- STATED GOAL -
Go through the records underneath and count the lines that include the string "Alors". Give nothing but the number.

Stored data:
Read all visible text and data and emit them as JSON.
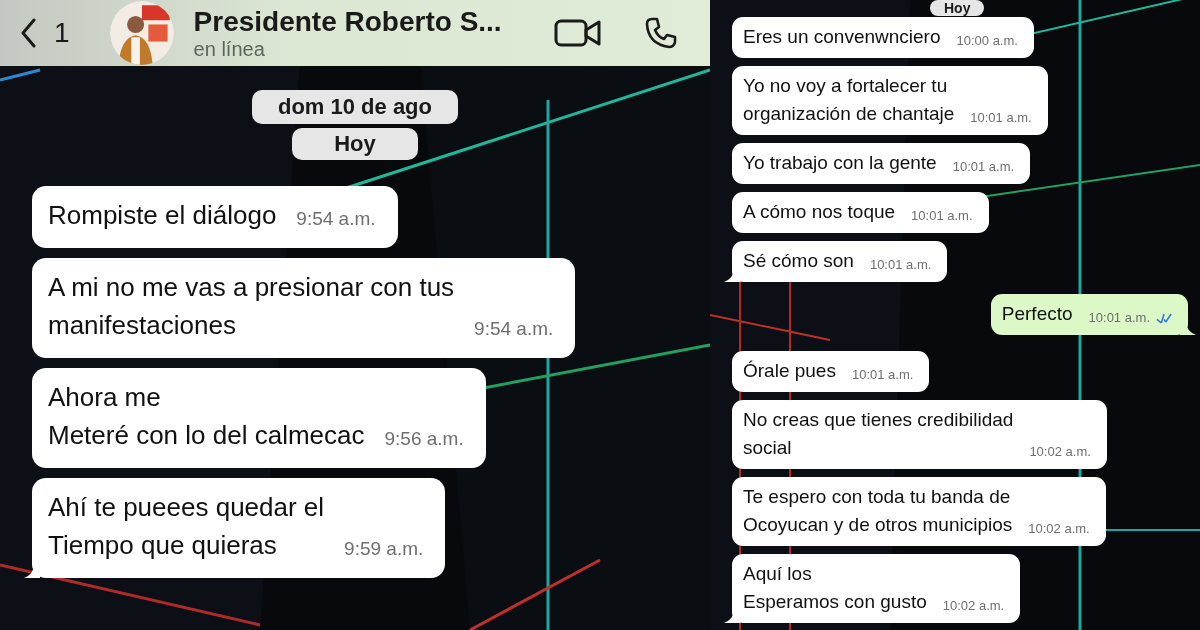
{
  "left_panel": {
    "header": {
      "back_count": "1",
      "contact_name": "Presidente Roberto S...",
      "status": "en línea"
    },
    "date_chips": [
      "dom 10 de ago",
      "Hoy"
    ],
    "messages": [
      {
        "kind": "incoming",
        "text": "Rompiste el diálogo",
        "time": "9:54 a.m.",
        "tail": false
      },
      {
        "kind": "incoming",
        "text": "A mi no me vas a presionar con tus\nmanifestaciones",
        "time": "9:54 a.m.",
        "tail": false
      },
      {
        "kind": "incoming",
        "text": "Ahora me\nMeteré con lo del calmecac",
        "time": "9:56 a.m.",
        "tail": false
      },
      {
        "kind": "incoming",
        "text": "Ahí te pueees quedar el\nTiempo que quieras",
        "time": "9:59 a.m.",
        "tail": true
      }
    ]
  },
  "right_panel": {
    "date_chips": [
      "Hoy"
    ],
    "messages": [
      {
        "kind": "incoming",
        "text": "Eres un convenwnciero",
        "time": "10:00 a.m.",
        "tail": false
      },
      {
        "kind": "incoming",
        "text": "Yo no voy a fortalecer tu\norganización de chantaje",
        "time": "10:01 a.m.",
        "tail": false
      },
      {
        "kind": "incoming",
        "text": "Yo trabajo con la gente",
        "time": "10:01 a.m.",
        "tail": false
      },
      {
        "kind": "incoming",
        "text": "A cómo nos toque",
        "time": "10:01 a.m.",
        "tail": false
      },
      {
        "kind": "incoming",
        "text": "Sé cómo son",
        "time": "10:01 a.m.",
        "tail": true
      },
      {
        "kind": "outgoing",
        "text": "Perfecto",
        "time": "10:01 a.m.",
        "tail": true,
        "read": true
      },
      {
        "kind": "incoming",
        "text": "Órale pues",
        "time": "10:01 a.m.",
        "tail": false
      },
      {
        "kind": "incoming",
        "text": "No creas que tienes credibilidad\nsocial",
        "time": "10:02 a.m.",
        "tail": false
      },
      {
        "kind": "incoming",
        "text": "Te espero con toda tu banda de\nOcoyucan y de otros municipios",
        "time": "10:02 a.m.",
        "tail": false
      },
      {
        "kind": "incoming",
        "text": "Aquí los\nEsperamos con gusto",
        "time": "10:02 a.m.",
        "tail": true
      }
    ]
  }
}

---

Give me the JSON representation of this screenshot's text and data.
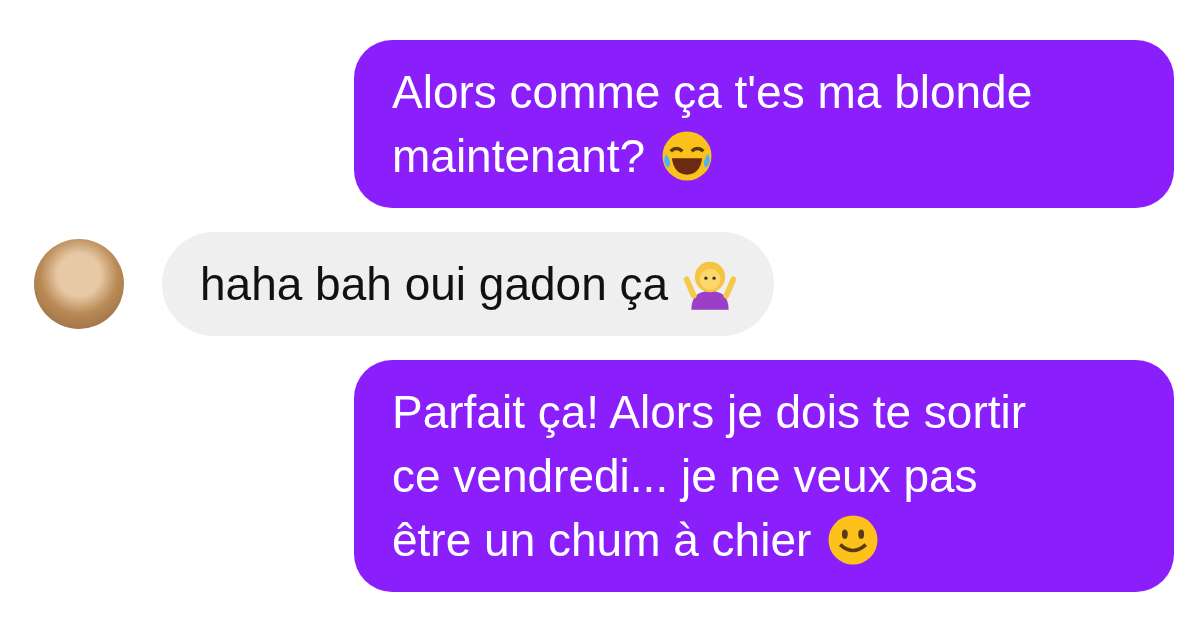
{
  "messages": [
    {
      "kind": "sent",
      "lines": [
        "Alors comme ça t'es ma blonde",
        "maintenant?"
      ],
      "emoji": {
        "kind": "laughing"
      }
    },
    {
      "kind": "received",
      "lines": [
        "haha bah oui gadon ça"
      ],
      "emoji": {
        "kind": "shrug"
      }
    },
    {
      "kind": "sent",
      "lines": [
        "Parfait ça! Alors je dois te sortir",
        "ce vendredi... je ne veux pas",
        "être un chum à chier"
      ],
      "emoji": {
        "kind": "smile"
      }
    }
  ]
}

- OUTPUT OF THE EXERCISE -
2